---- RECORDS FOR THIS TASK

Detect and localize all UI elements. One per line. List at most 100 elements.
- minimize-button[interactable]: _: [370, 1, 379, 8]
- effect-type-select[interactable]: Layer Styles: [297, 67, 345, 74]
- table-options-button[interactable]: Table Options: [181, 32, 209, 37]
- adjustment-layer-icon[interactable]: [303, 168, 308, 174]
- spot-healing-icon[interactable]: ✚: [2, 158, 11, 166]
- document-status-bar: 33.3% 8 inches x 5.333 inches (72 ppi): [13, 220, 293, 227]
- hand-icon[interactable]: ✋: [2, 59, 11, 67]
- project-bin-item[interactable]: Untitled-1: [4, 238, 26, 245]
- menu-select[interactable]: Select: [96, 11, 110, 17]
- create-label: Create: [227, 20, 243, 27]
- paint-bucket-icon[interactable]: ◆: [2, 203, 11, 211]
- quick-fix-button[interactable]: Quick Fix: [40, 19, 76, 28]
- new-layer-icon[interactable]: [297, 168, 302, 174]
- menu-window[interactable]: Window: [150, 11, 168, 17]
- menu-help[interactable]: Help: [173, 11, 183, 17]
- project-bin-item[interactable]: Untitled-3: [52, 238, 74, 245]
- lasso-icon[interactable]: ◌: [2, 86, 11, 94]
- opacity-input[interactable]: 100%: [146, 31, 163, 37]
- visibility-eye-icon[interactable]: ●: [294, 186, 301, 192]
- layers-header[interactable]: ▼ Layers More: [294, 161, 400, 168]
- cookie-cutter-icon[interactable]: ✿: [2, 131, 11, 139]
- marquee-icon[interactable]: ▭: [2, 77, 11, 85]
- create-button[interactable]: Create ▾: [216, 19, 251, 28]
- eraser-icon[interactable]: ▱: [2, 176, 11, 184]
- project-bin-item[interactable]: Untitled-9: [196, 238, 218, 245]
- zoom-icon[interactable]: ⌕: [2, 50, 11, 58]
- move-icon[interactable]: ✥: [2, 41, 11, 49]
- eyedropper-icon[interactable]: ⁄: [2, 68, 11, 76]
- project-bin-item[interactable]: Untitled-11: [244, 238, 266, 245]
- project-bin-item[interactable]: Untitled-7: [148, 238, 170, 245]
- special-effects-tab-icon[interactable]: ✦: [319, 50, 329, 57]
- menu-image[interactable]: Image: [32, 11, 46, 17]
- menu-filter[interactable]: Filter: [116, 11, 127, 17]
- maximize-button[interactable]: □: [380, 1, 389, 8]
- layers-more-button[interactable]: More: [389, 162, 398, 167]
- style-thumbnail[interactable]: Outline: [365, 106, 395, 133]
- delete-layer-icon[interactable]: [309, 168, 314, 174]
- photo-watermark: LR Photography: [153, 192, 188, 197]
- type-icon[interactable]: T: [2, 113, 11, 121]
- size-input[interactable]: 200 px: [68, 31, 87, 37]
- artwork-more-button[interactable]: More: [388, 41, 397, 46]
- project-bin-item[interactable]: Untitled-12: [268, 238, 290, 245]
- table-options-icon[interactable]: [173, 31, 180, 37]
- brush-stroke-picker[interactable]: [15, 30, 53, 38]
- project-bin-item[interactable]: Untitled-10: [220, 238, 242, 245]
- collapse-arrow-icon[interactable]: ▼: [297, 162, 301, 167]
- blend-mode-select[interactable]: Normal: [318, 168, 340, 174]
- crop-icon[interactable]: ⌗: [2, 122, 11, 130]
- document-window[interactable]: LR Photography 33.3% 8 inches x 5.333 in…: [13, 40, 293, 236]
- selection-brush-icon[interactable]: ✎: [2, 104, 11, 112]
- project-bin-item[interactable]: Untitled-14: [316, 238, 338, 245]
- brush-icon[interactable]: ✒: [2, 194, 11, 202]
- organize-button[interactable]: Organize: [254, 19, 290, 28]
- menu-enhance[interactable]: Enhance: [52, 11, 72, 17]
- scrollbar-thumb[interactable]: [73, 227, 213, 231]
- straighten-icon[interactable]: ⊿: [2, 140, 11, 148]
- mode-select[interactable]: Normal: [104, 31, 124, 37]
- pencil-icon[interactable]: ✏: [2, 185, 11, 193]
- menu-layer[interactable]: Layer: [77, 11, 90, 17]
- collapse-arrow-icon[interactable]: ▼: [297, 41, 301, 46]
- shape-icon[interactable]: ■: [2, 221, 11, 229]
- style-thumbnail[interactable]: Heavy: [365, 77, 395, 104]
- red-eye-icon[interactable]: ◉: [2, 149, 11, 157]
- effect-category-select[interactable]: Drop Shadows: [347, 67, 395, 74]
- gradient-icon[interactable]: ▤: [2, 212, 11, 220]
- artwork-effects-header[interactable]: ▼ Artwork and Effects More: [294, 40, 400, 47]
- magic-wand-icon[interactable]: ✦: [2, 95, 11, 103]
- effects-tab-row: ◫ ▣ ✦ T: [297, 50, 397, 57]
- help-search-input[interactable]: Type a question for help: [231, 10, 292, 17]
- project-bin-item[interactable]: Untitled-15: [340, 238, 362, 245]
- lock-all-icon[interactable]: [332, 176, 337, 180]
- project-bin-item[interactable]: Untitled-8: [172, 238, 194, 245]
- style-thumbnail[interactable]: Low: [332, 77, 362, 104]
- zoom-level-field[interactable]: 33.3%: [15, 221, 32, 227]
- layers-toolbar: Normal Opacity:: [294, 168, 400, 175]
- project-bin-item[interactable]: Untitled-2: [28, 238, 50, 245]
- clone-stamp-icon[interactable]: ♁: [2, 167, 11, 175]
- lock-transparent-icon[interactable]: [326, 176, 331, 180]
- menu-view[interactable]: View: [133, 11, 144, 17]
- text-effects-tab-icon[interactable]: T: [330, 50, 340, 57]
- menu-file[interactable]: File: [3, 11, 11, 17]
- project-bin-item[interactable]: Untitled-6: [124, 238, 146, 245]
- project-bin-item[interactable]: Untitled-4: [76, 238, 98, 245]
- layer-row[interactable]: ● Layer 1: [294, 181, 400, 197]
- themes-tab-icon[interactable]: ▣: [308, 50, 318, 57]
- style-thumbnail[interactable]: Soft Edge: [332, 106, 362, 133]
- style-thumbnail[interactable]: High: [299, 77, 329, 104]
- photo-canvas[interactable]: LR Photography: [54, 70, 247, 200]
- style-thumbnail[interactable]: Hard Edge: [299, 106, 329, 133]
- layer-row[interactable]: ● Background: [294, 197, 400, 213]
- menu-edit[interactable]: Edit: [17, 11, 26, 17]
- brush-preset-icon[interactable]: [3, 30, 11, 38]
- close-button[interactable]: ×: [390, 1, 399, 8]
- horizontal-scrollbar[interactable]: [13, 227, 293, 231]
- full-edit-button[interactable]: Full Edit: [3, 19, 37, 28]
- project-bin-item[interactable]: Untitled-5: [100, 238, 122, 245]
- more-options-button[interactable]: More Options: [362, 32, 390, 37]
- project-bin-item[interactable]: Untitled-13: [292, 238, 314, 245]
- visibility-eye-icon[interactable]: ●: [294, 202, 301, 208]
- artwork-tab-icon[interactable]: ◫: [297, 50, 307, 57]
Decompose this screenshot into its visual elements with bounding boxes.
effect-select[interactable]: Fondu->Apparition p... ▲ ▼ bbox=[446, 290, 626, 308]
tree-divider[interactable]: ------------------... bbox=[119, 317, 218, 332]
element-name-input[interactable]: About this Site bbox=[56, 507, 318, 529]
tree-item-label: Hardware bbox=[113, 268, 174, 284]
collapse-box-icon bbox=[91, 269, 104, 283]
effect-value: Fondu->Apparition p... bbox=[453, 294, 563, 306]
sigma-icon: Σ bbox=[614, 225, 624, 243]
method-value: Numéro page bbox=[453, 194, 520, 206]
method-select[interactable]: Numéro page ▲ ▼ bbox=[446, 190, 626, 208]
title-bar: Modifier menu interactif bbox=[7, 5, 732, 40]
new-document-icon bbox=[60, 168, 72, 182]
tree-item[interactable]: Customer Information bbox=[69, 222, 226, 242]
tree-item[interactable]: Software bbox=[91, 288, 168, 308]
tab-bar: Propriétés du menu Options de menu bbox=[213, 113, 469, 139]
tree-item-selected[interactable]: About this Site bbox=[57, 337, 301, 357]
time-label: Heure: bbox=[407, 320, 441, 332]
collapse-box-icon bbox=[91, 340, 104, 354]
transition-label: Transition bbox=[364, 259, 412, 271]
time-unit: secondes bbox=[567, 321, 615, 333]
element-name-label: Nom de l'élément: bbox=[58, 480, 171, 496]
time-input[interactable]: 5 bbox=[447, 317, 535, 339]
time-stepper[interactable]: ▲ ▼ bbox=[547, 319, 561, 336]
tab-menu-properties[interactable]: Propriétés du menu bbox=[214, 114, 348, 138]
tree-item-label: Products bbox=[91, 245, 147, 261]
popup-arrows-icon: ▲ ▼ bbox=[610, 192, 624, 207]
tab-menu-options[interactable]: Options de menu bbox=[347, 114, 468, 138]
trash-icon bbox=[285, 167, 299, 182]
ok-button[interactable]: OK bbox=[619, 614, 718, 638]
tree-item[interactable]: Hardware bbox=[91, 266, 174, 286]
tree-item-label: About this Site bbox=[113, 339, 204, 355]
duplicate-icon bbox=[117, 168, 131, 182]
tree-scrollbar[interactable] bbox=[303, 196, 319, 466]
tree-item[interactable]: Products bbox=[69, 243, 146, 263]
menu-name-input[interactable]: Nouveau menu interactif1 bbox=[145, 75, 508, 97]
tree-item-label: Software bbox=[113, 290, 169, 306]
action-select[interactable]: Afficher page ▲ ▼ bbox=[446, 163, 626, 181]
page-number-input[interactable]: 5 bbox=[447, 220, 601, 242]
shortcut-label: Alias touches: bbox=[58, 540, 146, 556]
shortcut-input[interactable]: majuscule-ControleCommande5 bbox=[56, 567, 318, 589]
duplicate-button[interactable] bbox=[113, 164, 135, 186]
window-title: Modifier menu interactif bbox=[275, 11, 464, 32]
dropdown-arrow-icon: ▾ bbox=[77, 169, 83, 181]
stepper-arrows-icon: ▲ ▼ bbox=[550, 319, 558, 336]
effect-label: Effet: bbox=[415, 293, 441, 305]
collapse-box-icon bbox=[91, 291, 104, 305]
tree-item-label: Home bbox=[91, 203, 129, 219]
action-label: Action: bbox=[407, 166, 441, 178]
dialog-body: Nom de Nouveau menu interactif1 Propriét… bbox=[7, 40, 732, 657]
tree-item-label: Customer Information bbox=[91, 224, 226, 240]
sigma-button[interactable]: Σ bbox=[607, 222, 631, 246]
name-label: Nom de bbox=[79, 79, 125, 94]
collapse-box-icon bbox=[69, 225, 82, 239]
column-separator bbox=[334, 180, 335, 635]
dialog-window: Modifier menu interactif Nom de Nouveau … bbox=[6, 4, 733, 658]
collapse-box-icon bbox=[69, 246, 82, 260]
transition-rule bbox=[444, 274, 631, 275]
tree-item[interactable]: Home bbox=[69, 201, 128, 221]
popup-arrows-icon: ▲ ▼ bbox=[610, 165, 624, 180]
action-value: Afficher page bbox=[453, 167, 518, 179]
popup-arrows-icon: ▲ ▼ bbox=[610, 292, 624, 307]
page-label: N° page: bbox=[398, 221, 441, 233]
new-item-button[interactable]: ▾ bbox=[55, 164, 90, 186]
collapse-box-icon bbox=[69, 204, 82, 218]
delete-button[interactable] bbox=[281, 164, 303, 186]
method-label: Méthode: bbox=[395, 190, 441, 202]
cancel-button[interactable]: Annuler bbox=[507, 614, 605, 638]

--------

→ **WHAT IS EXPECTED**:
Reproduce the lines of the entries above without any change, from the first line through the line containing "- hand-icon[interactable]: ✋: [2, 59, 11, 67]".

→ **COMPLETE RESPONSE**:
Detect and localize all UI elements. One per line. List at most 100 elements.
- minimize-button[interactable]: _: [370, 1, 379, 8]
- effect-type-select[interactable]: Layer Styles: [297, 67, 345, 74]
- table-options-button[interactable]: Table Options: [181, 32, 209, 37]
- adjustment-layer-icon[interactable]: [303, 168, 308, 174]
- spot-healing-icon[interactable]: ✚: [2, 158, 11, 166]
- document-status-bar: 33.3% 8 inches x 5.333 inches (72 ppi): [13, 220, 293, 227]
- hand-icon[interactable]: ✋: [2, 59, 11, 67]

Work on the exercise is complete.